Write out, precisely and in full, each line of the material.
★ ★ ★ ★ ★ ★ ★
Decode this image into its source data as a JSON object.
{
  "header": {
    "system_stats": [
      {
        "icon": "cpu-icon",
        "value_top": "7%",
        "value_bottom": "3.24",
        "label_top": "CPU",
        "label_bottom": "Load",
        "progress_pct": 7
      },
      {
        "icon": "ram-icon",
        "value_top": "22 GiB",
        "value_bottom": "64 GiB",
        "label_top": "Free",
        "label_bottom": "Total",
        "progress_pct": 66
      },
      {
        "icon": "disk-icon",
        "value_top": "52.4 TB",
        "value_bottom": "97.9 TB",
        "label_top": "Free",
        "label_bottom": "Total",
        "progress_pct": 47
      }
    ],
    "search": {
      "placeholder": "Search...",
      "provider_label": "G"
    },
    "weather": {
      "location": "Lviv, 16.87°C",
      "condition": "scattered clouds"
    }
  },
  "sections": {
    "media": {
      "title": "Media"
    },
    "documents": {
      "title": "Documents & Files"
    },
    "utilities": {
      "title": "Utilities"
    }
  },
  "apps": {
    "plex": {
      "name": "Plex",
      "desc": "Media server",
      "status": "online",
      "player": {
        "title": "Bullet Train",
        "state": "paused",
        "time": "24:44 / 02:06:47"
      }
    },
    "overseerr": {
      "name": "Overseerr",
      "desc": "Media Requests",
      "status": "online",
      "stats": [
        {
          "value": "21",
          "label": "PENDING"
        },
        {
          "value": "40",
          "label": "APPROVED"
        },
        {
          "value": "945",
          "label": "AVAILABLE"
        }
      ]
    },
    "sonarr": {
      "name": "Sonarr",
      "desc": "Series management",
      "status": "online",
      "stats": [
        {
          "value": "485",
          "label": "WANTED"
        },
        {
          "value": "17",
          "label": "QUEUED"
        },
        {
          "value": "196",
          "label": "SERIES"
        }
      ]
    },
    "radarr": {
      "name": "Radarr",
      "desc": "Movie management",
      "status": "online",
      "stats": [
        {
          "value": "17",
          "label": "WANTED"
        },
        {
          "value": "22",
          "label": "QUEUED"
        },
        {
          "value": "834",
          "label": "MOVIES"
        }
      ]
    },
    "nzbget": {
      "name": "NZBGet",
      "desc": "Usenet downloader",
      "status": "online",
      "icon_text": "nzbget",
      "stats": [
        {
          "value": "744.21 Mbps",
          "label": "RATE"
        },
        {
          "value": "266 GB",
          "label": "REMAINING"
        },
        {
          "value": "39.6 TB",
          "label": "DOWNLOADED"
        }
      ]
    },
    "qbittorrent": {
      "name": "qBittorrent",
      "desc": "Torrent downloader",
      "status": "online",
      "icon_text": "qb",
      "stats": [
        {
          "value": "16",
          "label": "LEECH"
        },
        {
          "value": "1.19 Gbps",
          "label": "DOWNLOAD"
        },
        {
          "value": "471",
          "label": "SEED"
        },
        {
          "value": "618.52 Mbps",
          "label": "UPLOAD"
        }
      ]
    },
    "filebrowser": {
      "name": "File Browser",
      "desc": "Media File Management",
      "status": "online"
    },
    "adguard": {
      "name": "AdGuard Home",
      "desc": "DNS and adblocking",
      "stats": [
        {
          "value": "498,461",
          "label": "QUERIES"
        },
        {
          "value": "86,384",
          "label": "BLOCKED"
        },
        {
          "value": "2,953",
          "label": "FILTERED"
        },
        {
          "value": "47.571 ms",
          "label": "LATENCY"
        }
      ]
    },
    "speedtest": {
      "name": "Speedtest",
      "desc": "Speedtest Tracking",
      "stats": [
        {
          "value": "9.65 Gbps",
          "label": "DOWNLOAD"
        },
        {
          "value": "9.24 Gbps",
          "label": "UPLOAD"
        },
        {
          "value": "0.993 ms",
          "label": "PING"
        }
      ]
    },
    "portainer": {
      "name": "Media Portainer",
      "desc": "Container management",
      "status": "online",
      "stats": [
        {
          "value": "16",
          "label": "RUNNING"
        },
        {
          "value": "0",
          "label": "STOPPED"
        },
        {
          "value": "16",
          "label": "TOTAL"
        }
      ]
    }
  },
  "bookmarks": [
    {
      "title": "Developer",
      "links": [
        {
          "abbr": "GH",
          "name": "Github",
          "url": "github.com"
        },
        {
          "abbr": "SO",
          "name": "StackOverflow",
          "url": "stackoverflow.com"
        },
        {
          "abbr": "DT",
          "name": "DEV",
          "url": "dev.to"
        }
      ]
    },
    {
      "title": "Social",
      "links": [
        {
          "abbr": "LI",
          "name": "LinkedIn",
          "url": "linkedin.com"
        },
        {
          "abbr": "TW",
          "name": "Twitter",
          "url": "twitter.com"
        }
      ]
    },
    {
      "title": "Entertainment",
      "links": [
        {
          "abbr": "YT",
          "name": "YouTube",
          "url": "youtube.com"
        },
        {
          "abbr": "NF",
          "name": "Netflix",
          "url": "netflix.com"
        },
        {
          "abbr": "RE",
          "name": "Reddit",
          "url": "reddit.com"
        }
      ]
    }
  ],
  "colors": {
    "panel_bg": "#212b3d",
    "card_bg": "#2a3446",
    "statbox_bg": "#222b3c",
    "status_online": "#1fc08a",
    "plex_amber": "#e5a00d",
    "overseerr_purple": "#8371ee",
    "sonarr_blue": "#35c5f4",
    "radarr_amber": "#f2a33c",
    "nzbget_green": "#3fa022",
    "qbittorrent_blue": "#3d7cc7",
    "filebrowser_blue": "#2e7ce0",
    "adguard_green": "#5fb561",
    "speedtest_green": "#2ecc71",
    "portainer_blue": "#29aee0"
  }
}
★ ★ ★ ★ ★ ★ ★
■ **SOLUTION BELOW**
Decode this image into its source data as a JSON object.
{
  "header": {
    "system_stats": [
      {
        "icon": "cpu-icon",
        "value_top": "7%",
        "value_bottom": "3.24",
        "label_top": "CPU",
        "label_bottom": "Load",
        "progress_pct": 7
      },
      {
        "icon": "ram-icon",
        "value_top": "22 GiB",
        "value_bottom": "64 GiB",
        "label_top": "Free",
        "label_bottom": "Total",
        "progress_pct": 66
      },
      {
        "icon": "disk-icon",
        "value_top": "52.4 TB",
        "value_bottom": "97.9 TB",
        "label_top": "Free",
        "label_bottom": "Total",
        "progress_pct": 47
      }
    ],
    "search": {
      "placeholder": "Search...",
      "provider_label": "G"
    },
    "weather": {
      "location": "Lviv, 16.87°C",
      "condition": "scattered clouds"
    }
  },
  "sections": {
    "media": {
      "title": "Media"
    },
    "documents": {
      "title": "Documents & Files"
    },
    "utilities": {
      "title": "Utilities"
    }
  },
  "apps": {
    "plex": {
      "name": "Plex",
      "desc": "Media server",
      "status": "online",
      "player": {
        "title": "Bullet Train",
        "state": "paused",
        "time": "24:44 / 02:06:47"
      }
    },
    "overseerr": {
      "name": "Overseerr",
      "desc": "Media Requests",
      "status": "online",
      "stats": [
        {
          "value": "21",
          "label": "PENDING"
        },
        {
          "value": "40",
          "label": "APPROVED"
        },
        {
          "value": "945",
          "label": "AVAILABLE"
        }
      ]
    },
    "sonarr": {
      "name": "Sonarr",
      "desc": "Series management",
      "status": "online",
      "stats": [
        {
          "value": "485",
          "label": "WANTED"
        },
        {
          "value": "17",
          "label": "QUEUED"
        },
        {
          "value": "196",
          "label": "SERIES"
        }
      ]
    },
    "radarr": {
      "name": "Radarr",
      "desc": "Movie management",
      "status": "online",
      "stats": [
        {
          "value": "17",
          "label": "WANTED"
        },
        {
          "value": "22",
          "label": "QUEUED"
        },
        {
          "value": "834",
          "label": "MOVIES"
        }
      ]
    },
    "nzbget": {
      "name": "NZBGet",
      "desc": "Usenet downloader",
      "status": "online",
      "icon_text": "nzbget",
      "stats": [
        {
          "value": "744.21 Mbps",
          "label": "RATE"
        },
        {
          "value": "266 GB",
          "label": "REMAINING"
        },
        {
          "value": "39.6 TB",
          "label": "DOWNLOADED"
        }
      ]
    },
    "qbittorrent": {
      "name": "qBittorrent",
      "desc": "Torrent downloader",
      "status": "online",
      "icon_text": "qb",
      "stats": [
        {
          "value": "16",
          "label": "LEECH"
        },
        {
          "value": "1.19 Gbps",
          "label": "DOWNLOAD"
        },
        {
          "value": "471",
          "label": "SEED"
        },
        {
          "value": "618.52 Mbps",
          "label": "UPLOAD"
        }
      ]
    },
    "filebrowser": {
      "name": "File Browser",
      "desc": "Media File Management",
      "status": "online"
    },
    "adguard": {
      "name": "AdGuard Home",
      "desc": "DNS and adblocking",
      "stats": [
        {
          "value": "498,461",
          "label": "QUERIES"
        },
        {
          "value": "86,384",
          "label": "BLOCKED"
        },
        {
          "value": "2,953",
          "label": "FILTERED"
        },
        {
          "value": "47.571 ms",
          "label": "LATENCY"
        }
      ]
    },
    "speedtest": {
      "name": "Speedtest",
      "desc": "Speedtest Tracking",
      "stats": [
        {
          "value": "9.65 Gbps",
          "label": "DOWNLOAD"
        },
        {
          "value": "9.24 Gbps",
          "label": "UPLOAD"
        },
        {
          "value": "0.993 ms",
          "label": "PING"
        }
      ]
    },
    "portainer": {
      "name": "Media Portainer",
      "desc": "Container management",
      "status": "online",
      "stats": [
        {
          "value": "16",
          "label": "RUNNING"
        },
        {
          "value": "0",
          "label": "STOPPED"
        },
        {
          "value": "16",
          "label": "TOTAL"
        }
      ]
    }
  },
  "bookmarks": [
    {
      "title": "Developer",
      "links": [
        {
          "abbr": "GH",
          "name": "Github",
          "url": "github.com"
        },
        {
          "abbr": "SO",
          "name": "StackOverflow",
          "url": "stackoverflow.com"
        },
        {
          "abbr": "DT",
          "name": "DEV",
          "url": "dev.to"
        }
      ]
    },
    {
      "title": "Social",
      "links": [
        {
          "abbr": "LI",
          "name": "LinkedIn",
          "url": "linkedin.com"
        },
        {
          "abbr": "TW",
          "name": "Twitter",
          "url": "twitter.com"
        }
      ]
    },
    {
      "title": "Entertainment",
      "links": [
        {
          "abbr": "YT",
          "name": "YouTube",
          "url": "youtube.com"
        },
        {
          "abbr": "NF",
          "name": "Netflix",
          "url": "netflix.com"
        },
        {
          "abbr": "RE",
          "name": "Reddit",
          "url": "reddit.com"
        }
      ]
    }
  ],
  "colors": {
    "panel_bg": "#212b3d",
    "card_bg": "#2a3446",
    "statbox_bg": "#222b3c",
    "status_online": "#1fc08a",
    "plex_amber": "#e5a00d",
    "overseerr_purple": "#8371ee",
    "sonarr_blue": "#35c5f4",
    "radarr_amber": "#f2a33c",
    "nzbget_green": "#3fa022",
    "qbittorrent_blue": "#3d7cc7",
    "filebrowser_blue": "#2e7ce0",
    "adguard_green": "#5fb561",
    "speedtest_green": "#2ecc71",
    "portainer_blue": "#29aee0"
  }
}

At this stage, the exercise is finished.